begin RECORDS SUPPLIED

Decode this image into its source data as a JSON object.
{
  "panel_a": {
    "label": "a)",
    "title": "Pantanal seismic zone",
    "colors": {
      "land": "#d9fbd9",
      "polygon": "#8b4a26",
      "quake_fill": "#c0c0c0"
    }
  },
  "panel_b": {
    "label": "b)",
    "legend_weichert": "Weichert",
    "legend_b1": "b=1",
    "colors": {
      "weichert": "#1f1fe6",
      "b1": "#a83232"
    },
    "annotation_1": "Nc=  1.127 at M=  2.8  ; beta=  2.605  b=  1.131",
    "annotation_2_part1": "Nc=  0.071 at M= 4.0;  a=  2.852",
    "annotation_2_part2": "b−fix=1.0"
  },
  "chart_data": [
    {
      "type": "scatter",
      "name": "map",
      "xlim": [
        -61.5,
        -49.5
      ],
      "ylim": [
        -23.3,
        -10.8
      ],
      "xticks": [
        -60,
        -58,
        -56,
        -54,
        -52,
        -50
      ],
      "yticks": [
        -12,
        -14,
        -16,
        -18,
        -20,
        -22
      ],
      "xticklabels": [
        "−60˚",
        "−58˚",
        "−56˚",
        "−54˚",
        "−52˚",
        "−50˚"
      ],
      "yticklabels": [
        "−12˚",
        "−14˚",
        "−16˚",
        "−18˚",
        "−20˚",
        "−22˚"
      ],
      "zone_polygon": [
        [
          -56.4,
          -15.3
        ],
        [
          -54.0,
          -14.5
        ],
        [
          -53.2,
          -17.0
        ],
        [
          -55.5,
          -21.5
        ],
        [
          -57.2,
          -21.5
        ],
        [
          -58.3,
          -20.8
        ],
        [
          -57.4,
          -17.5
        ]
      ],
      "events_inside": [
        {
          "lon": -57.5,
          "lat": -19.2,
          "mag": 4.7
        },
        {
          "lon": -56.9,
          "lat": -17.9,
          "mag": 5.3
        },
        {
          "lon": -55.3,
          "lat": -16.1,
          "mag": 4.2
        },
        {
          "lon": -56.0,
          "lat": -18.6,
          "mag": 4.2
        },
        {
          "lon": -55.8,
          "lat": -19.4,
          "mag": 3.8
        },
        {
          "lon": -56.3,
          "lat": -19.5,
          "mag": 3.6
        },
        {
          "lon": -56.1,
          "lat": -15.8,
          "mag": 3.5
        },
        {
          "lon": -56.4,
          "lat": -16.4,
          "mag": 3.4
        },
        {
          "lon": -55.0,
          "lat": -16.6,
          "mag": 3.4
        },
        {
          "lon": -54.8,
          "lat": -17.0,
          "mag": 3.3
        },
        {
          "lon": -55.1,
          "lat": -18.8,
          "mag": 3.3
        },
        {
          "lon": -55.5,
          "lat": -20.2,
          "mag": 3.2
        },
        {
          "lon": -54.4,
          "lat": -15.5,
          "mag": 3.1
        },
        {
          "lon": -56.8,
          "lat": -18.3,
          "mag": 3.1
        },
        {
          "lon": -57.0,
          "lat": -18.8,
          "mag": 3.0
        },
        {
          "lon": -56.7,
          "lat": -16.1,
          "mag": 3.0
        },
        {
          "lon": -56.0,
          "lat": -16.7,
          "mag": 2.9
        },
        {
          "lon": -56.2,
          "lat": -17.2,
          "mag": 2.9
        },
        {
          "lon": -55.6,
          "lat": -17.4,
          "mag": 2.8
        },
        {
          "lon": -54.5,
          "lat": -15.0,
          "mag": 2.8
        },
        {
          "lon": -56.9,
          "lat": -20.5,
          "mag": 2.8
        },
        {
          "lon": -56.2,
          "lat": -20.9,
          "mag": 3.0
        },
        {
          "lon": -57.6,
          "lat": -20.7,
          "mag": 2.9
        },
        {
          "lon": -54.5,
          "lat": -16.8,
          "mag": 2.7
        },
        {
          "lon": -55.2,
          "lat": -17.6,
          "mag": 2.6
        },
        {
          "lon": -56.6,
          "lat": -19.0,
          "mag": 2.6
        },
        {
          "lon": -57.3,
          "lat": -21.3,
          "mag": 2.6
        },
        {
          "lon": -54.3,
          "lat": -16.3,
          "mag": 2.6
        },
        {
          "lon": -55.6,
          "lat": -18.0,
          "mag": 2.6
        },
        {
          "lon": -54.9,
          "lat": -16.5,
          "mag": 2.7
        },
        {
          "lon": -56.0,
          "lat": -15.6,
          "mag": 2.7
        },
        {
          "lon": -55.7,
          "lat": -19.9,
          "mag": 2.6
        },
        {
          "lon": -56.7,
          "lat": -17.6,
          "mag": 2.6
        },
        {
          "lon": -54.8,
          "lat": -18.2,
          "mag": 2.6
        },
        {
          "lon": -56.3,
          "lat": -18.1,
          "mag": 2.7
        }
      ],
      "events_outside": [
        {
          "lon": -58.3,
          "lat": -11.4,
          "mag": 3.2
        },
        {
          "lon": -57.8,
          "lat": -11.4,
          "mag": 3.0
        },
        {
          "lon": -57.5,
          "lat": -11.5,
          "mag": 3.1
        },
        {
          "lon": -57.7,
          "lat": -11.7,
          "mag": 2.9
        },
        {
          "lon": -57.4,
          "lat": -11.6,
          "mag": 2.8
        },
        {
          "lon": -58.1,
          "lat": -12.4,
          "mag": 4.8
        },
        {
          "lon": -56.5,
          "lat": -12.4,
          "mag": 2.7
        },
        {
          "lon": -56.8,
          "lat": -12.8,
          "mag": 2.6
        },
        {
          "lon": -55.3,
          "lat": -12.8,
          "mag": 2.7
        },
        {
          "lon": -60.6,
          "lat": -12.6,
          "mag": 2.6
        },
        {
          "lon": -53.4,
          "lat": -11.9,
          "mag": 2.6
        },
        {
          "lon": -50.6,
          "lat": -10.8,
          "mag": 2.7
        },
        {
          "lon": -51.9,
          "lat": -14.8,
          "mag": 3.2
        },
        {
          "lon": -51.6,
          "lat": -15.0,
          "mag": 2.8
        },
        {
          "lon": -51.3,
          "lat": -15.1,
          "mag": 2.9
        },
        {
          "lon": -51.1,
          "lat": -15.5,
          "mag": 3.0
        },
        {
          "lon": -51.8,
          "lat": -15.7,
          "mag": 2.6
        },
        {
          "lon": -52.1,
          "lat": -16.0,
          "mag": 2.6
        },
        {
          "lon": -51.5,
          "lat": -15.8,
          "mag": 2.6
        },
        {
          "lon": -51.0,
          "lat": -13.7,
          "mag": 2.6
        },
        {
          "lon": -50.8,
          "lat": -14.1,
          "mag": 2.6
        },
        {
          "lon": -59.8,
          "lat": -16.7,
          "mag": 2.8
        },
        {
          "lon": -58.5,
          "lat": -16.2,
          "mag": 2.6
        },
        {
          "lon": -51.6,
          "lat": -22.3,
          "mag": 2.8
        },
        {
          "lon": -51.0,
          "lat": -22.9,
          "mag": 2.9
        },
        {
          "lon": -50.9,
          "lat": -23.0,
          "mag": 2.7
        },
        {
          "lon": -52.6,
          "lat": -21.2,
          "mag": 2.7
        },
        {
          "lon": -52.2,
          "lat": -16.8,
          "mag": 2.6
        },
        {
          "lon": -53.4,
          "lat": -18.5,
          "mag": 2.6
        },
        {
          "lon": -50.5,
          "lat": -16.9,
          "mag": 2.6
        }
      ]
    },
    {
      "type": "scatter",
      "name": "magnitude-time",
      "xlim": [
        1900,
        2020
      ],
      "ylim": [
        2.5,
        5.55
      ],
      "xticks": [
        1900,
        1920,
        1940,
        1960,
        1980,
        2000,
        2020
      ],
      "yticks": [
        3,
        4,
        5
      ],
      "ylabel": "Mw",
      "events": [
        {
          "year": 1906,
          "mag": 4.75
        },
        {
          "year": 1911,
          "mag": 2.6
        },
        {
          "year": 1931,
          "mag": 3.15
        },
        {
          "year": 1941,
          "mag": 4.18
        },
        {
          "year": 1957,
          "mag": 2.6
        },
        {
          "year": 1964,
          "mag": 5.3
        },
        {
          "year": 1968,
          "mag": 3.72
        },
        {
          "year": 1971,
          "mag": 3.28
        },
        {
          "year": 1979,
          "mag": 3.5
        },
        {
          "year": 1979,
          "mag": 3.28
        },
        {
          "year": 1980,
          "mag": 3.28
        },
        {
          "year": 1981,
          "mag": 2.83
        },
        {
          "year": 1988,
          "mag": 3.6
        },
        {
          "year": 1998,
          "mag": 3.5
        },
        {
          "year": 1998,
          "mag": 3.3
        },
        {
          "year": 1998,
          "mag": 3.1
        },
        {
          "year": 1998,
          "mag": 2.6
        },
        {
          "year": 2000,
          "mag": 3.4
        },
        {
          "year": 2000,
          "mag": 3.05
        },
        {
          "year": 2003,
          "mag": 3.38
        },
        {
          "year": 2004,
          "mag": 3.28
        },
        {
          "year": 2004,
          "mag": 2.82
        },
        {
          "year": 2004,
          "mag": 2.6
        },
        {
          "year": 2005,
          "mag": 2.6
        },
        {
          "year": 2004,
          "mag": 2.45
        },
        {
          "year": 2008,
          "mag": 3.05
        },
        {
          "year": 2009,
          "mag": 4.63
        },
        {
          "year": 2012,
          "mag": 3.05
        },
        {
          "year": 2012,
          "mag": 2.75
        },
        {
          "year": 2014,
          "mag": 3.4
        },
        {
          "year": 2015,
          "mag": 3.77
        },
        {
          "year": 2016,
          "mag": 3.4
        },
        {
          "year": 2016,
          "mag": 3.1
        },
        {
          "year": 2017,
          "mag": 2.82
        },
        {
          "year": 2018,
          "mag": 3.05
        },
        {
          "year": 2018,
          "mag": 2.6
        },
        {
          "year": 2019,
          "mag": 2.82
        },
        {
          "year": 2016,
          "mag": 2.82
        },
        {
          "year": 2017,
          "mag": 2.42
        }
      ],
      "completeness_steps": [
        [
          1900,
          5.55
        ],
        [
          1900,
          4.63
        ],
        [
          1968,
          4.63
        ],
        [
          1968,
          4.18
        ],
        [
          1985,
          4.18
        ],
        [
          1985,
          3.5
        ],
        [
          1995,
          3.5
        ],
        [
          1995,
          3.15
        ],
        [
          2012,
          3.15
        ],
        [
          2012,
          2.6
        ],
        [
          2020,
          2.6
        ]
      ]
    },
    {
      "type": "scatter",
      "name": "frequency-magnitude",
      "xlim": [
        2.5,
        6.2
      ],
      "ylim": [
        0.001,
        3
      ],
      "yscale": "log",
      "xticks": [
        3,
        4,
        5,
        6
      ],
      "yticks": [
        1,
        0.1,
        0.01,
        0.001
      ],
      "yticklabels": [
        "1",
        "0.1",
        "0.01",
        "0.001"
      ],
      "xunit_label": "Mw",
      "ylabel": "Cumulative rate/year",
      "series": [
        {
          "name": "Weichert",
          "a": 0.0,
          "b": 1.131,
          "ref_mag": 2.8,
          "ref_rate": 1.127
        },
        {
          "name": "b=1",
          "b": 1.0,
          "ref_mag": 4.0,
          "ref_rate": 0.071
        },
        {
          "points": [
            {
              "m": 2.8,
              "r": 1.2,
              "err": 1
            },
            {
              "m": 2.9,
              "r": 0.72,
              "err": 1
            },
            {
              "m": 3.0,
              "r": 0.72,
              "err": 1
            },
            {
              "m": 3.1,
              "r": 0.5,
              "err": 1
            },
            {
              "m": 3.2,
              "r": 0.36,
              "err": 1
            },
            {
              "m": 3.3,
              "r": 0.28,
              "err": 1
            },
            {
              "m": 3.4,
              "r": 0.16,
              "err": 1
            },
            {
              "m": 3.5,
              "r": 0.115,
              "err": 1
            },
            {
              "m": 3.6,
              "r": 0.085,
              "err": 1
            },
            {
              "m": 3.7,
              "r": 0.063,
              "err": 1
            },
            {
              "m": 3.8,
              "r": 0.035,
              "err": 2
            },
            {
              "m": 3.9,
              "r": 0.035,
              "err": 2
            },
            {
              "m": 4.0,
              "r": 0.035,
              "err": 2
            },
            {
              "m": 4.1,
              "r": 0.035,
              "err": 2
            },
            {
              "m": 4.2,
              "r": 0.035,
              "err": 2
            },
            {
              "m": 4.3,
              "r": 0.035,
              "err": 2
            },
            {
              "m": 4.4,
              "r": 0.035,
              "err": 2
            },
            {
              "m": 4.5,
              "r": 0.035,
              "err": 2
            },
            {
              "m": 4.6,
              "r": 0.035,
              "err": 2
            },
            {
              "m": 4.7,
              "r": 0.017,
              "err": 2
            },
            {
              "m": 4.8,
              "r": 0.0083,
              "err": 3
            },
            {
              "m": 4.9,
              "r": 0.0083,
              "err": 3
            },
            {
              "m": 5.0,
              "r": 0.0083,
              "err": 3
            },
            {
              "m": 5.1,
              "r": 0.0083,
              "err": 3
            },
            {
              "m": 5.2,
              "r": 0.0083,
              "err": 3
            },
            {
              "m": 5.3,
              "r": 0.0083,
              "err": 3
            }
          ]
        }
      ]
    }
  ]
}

end RECORDS SUPPLIED

Where a line above includes "ylabel", copy that line.

▸ REPLY TO THE TASK
      "ylabel": "Mw",
      "ylabel": "Cumulative rate/year",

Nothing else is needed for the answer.